[Records from a data source]
++++++++++

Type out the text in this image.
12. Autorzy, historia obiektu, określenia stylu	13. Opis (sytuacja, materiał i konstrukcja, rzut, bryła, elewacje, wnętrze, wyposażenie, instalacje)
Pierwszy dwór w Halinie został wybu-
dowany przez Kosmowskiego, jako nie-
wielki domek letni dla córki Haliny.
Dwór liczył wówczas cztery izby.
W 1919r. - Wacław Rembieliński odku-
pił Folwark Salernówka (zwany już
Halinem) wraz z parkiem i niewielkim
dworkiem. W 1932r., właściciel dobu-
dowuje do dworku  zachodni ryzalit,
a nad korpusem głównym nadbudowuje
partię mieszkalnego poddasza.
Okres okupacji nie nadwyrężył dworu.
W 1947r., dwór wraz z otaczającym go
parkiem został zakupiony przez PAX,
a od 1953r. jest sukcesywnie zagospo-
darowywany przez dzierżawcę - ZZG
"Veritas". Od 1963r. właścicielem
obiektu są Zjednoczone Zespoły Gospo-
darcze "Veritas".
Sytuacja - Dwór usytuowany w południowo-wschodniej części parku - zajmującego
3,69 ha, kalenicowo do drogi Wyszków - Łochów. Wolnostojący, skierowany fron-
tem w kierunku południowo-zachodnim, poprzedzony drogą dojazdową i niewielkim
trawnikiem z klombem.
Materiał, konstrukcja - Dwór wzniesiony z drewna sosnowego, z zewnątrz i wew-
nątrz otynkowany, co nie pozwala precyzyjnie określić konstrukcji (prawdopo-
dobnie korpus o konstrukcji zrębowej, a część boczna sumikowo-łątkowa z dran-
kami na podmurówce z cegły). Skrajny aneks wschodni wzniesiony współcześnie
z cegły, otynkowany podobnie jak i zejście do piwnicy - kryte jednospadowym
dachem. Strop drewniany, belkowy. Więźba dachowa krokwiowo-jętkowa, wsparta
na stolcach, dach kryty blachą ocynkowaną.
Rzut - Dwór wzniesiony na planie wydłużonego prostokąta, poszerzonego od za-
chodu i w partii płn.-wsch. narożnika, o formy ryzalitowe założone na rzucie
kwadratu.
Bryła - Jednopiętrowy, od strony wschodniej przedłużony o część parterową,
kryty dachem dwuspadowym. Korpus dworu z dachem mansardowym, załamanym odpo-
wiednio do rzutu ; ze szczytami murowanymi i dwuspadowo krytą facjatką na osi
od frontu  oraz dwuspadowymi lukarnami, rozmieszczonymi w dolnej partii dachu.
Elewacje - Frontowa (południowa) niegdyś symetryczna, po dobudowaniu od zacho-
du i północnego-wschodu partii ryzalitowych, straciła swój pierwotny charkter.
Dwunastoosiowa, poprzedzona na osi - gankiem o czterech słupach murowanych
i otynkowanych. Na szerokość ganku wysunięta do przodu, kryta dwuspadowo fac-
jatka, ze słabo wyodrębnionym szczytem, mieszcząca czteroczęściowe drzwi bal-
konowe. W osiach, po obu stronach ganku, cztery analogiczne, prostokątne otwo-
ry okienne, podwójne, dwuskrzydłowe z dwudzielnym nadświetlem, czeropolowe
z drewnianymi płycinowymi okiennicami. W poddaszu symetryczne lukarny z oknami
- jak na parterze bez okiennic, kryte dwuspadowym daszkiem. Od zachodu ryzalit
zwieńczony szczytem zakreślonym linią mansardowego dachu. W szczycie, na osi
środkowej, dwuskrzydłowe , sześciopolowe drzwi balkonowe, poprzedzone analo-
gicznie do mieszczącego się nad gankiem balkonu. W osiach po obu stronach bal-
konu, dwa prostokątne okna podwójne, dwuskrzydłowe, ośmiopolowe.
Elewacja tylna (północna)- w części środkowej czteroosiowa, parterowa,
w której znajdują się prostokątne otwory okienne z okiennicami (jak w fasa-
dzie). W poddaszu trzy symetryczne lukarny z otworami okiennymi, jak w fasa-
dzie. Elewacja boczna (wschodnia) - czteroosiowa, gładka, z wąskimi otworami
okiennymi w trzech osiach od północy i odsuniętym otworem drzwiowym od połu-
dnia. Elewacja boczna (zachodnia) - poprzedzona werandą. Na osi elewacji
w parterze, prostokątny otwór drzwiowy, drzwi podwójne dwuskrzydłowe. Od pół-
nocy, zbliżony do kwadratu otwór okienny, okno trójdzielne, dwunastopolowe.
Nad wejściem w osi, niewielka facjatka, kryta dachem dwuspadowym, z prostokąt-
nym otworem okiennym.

++++++++++

### What you are asked to do
Copy out the whole listing exactly; please set it all down.

### Result of this task
Type out the text in this image.
12. Autorzy, historia obiektu, określenia stylu	13. Opis (sytuacja, materiał i konstrukcja, rzut, bryła, elewacje, wnętrze, wyposażenie, instalacje)
Pierwszy dwór w Halinie został wybu-
dowany przez Kosmowskiego, jako nie-
wielki domek letni dla córki Haliny.
Dwór liczył wówczas cztery izby.
W 1919r. - Wacław Rembieliński odku-
pił Folwark Salernówka (zwany już
Halinem) wraz z parkiem i niewielkim
dworkiem. W 1932r., właściciel dobu-
dowuje do dworku  zachodni ryzalit,
a nad korpusem głównym nadbudowuje
partię mieszkalnego poddasza.
Okres okupacji nie nadwyrężył dworu.
W 1947r., dwór wraz z otaczającym go
parkiem został zakupiony przez PAX,
a od 1953r. jest sukcesywnie zagospo-
darowywany przez dzierżawcę - ZZG
"Veritas". Od 1963r. właścicielem
obiektu są Zjednoczone Zespoły Gospo-
darcze "Veritas".
Sytuacja - Dwór usytuowany w południowo-wschodniej części parku - zajmującego
3,69 ha, kalenicowo do drogi Wyszków - Łochów. Wolnostojący, skierowany fron-
tem w kierunku południowo-zachodnim, poprzedzony drogą dojazdową i niewielkim
trawnikiem z klombem.
Materiał, konstrukcja - Dwór wzniesiony z drewna sosnowego, z zewnątrz i wew-
nątrz otynkowany, co nie pozwala precyzyjnie określić konstrukcji (prawdopo-
dobnie korpus o konstrukcji zrębowej, a część boczna sumikowo-łątkowa z dran-
kami na podmurówce z cegły). Skrajny aneks wschodni wzniesiony współcześnie
z cegły, otynkowany podobnie jak i zejście do piwnicy - kryte jednospadowym
dachem. Strop drewniany, belkowy. Więźba dachowa krokwiowo-jętkowa, wsparta
na stolcach, dach kryty blachą ocynkowaną.
Rzut - Dwór wzniesiony na planie wydłużonego prostokąta, poszerzonego od za-
chodu i w partii płn.-wsch. narożnika, o formy ryzalitowe założone na rzucie
kwadratu.
Bryła - Jednopiętrowy, od strony wschodniej przedłużony o część parterową,
kryty dachem dwuspadowym. Korpus dworu z dachem mansardowym, załamanym odpo-
wiednio do rzutu ; ze szczytami murowanymi i dwuspadowo krytą facjatką na osi
od frontu  oraz dwuspadowymi lukarnami, rozmieszczonymi w dolnej partii dachu.
Elewacje - Frontowa (południowa) niegdyś symetryczna, po dobudowaniu od zacho-
du i północnego-wschodu partii ryzalitowych, straciła swój pierwotny charkter.
Dwunastoosiowa, poprzedzona na osi - gankiem o czterech słupach murowanych
i otynkowanych. Na szerokość ganku wysunięta do przodu, kryta dwuspadowo fac-
jatka, ze słabo wyodrębnionym szczytem, mieszcząca czteroczęściowe drzwi bal-
konowe. W osiach, po obu stronach ganku, cztery analogiczne, prostokątne otwo-
ry okienne, podwójne, dwuskrzydłowe z dwudzielnym nadświetlem, czeropolowe
z drewnianymi płycinowymi okiennicami. W poddaszu symetryczne lukarny z oknami
- jak na parterze bez okiennic, kryte dwuspadowym daszkiem. Od zachodu ryzalit
zwieńczony szczytem zakreślonym linią mansardowego dachu. W szczycie, na osi
środkowej, dwuskrzydłowe , sześciopolowe drzwi balkonowe, poprzedzone analo-
gicznie do mieszczącego się nad gankiem balkonu. W osiach po obu stronach bal-
konu, dwa prostokątne okna podwójne, dwuskrzydłowe, ośmiopolowe.
Elewacja tylna (północna)- w części środkowej czteroosiowa, parterowa,
w której znajdują się prostokątne otwory okienne z okiennicami (jak w fasa-
dzie). W poddaszu trzy symetryczne lukarny z otworami okiennymi, jak w fasa-
dzie. Elewacja boczna (wschodnia) - czteroosiowa, gładka, z wąskimi otworami
okiennymi w trzech osiach od północy i odsuniętym otworem drzwiowym od połu-
dnia. Elewacja boczna (zachodnia) - poprzedzona werandą. Na osi elewacji
w parterze, prostokątny otwór drzwiowy, drzwi podwójne dwuskrzydłowe. Od pół-
nocy, zbliżony do kwadratu otwór okienny, okno trójdzielne, dwunastopolowe.
Nad wejściem w osi, niewielka facjatka, kryta dachem dwuspadowym, z prostokąt-
nym otworem okiennym.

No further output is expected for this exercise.